--- Data provided ---
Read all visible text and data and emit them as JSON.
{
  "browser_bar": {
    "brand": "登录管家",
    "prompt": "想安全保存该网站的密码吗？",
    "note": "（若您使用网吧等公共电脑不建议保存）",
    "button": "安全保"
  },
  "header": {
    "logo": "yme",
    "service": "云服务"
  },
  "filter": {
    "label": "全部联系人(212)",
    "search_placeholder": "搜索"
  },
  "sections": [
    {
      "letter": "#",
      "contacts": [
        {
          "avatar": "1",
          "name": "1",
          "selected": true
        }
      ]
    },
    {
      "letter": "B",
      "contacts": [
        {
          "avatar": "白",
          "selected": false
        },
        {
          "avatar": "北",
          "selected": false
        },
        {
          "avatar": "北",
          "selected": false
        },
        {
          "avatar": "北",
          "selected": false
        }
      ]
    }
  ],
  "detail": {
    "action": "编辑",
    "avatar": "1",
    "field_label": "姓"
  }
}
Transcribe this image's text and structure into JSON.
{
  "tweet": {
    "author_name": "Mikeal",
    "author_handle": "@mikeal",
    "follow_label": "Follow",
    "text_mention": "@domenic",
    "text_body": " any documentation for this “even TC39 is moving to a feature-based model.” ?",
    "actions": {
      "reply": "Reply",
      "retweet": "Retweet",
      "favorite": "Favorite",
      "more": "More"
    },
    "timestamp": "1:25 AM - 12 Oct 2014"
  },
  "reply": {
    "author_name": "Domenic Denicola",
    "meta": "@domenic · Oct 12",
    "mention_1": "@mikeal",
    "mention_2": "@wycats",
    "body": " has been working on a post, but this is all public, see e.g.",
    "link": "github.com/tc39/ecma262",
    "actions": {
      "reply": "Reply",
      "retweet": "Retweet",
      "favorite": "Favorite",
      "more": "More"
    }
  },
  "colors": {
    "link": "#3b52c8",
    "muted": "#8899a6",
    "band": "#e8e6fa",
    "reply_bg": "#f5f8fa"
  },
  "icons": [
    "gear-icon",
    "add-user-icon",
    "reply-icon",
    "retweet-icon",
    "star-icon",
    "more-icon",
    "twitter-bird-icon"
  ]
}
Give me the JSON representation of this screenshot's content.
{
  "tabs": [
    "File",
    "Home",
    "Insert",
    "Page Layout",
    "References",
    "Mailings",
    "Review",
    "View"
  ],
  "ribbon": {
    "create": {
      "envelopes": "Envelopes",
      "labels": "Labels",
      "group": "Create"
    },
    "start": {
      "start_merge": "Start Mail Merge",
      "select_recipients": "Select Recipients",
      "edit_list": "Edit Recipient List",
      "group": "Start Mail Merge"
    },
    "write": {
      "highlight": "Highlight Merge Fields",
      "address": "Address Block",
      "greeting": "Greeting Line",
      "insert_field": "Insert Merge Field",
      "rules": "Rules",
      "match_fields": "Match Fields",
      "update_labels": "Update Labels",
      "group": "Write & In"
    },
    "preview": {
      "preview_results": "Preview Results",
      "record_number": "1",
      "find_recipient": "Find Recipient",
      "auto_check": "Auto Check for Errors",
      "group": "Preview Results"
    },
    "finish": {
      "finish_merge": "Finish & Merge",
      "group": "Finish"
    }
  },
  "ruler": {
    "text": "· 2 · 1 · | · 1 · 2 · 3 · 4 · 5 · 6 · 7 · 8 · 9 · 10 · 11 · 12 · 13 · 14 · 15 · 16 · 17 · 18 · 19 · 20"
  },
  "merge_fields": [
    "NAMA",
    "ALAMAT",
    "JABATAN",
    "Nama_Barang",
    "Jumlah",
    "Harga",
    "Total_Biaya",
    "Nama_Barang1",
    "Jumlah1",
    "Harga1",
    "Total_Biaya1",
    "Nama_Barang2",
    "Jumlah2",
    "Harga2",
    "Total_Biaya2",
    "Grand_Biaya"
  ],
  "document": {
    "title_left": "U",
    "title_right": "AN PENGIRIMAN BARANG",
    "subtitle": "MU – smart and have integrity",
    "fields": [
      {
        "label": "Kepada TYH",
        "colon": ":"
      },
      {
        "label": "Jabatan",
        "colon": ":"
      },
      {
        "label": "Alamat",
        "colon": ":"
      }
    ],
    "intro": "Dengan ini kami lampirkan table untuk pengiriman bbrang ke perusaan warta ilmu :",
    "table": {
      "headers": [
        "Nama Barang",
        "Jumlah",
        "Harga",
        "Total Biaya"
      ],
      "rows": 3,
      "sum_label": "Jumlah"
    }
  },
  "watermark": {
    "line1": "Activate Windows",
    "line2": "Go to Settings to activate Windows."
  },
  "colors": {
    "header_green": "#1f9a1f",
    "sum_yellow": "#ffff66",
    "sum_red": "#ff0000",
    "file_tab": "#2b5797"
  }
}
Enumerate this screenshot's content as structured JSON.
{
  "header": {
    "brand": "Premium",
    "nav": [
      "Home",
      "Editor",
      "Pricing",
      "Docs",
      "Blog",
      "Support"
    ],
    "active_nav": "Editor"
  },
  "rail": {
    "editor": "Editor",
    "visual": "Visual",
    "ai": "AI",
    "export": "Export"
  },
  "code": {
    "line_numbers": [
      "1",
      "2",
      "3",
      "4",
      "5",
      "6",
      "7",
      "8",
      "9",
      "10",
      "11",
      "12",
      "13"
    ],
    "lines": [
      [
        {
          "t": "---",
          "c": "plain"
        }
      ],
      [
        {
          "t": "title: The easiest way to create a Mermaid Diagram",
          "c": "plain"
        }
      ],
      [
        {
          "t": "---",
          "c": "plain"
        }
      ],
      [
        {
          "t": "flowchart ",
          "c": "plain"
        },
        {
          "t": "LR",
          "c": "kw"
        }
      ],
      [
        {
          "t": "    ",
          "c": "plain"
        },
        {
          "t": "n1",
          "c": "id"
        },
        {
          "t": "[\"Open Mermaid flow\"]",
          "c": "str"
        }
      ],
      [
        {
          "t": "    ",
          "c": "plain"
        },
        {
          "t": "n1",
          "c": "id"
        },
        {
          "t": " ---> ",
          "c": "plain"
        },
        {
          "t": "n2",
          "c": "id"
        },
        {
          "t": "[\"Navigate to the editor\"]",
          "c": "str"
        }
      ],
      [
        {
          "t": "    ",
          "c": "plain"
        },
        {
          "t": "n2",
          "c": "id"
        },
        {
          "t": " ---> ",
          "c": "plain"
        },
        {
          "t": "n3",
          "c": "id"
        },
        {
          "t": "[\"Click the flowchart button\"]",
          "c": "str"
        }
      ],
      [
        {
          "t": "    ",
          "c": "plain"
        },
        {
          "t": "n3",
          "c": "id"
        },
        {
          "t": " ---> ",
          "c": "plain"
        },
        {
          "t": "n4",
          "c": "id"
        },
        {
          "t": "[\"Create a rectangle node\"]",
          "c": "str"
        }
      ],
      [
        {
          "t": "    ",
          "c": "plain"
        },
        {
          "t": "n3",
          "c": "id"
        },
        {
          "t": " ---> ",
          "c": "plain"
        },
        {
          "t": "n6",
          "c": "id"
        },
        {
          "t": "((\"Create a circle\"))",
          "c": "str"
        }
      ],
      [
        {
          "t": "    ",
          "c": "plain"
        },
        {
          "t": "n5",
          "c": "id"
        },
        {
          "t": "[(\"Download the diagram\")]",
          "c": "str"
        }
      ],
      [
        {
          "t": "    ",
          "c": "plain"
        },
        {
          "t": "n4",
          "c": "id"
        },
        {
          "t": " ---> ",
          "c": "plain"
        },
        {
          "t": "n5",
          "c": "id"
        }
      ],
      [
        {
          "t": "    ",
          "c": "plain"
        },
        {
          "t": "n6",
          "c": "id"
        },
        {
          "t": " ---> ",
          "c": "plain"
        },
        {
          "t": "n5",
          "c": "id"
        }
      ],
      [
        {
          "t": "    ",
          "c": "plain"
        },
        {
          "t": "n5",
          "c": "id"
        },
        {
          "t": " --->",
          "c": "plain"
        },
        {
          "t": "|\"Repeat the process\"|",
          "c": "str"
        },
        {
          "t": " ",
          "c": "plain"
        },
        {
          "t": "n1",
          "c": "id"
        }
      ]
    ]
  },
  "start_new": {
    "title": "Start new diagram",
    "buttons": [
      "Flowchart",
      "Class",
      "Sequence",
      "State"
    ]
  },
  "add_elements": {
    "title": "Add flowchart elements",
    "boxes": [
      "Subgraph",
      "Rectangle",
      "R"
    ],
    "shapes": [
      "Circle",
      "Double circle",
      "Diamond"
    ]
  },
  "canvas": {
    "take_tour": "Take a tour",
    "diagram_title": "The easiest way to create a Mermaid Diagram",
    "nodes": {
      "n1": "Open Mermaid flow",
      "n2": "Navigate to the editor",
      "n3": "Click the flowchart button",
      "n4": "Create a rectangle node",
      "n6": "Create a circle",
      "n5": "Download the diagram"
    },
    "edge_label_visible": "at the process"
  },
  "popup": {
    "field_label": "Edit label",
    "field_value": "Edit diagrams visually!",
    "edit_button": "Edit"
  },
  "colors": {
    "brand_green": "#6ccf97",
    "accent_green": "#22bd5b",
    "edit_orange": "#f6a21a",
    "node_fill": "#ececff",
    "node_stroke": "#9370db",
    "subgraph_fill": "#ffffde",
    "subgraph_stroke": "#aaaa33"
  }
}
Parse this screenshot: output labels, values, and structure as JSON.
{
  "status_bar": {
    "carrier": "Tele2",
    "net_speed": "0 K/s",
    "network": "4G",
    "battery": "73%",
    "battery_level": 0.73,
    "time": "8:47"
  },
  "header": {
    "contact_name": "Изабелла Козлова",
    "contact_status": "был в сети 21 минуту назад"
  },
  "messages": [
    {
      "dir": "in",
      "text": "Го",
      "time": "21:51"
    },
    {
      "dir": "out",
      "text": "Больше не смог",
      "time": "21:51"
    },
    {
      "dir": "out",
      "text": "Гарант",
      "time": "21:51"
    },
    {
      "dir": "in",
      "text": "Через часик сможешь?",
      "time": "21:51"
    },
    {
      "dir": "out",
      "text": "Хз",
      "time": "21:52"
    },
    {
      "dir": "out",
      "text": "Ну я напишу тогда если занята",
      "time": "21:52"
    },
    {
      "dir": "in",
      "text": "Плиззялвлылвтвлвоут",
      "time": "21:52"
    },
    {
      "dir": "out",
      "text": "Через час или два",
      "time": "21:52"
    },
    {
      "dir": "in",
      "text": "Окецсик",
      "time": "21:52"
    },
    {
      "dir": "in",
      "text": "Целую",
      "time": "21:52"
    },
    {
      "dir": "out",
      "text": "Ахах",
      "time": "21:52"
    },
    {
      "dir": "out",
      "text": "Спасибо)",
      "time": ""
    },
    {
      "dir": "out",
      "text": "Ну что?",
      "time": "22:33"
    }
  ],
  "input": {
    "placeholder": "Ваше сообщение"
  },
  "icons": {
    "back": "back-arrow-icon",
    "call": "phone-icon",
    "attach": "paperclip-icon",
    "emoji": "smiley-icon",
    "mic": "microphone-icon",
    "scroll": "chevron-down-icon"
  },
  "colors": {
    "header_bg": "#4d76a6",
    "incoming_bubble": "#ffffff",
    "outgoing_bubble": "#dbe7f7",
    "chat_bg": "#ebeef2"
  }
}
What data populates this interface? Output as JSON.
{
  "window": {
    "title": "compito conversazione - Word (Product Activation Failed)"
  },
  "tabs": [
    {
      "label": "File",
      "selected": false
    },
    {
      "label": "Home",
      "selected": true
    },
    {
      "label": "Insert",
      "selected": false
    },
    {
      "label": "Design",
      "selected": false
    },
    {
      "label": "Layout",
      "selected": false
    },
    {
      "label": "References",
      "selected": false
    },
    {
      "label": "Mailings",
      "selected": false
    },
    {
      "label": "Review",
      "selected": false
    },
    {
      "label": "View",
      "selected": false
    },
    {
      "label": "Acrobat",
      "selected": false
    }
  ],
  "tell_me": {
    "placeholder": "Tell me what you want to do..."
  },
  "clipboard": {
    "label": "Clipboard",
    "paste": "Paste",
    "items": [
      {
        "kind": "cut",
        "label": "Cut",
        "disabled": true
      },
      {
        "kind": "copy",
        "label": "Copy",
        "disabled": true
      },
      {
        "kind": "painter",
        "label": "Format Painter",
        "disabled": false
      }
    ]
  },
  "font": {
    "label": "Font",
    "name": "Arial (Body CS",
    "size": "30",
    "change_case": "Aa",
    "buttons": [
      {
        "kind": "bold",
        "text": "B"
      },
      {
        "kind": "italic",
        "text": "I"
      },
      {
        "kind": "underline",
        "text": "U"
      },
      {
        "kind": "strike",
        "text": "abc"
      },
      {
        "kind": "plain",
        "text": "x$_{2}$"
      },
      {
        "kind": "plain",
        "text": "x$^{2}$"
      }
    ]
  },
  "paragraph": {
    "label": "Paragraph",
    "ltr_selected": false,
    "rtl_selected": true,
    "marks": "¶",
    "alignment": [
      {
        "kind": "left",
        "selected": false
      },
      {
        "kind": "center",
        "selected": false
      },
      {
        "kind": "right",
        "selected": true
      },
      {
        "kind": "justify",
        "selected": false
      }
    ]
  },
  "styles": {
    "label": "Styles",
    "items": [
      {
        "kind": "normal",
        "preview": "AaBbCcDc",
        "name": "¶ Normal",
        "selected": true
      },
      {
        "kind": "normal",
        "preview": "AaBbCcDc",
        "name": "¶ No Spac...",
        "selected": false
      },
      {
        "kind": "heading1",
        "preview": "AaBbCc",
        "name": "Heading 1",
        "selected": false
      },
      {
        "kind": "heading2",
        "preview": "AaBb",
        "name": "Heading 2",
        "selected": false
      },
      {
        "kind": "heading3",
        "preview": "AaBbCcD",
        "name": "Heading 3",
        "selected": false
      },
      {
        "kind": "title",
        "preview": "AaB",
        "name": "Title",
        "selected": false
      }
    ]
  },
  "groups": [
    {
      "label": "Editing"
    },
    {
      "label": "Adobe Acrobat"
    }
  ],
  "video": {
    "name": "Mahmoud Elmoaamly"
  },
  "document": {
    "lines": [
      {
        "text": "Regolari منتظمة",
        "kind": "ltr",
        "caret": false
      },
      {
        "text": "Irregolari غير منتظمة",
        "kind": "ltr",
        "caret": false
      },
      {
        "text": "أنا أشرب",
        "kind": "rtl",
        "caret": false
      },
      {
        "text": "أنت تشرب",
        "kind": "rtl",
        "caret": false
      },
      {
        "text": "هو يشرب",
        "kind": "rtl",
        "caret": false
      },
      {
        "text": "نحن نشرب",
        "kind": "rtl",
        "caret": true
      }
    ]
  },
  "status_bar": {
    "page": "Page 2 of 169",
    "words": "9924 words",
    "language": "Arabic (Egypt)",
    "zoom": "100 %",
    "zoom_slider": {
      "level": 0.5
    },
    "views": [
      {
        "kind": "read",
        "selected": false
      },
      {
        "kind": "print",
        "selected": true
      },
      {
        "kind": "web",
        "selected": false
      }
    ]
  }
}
---
■ **Task brief**
Copy every line of the records above that holds the word "Open".

■ **Task output**
          "t": "[\"Open Mermaid flow\"]",
      "n1": "Open Mermaid flow",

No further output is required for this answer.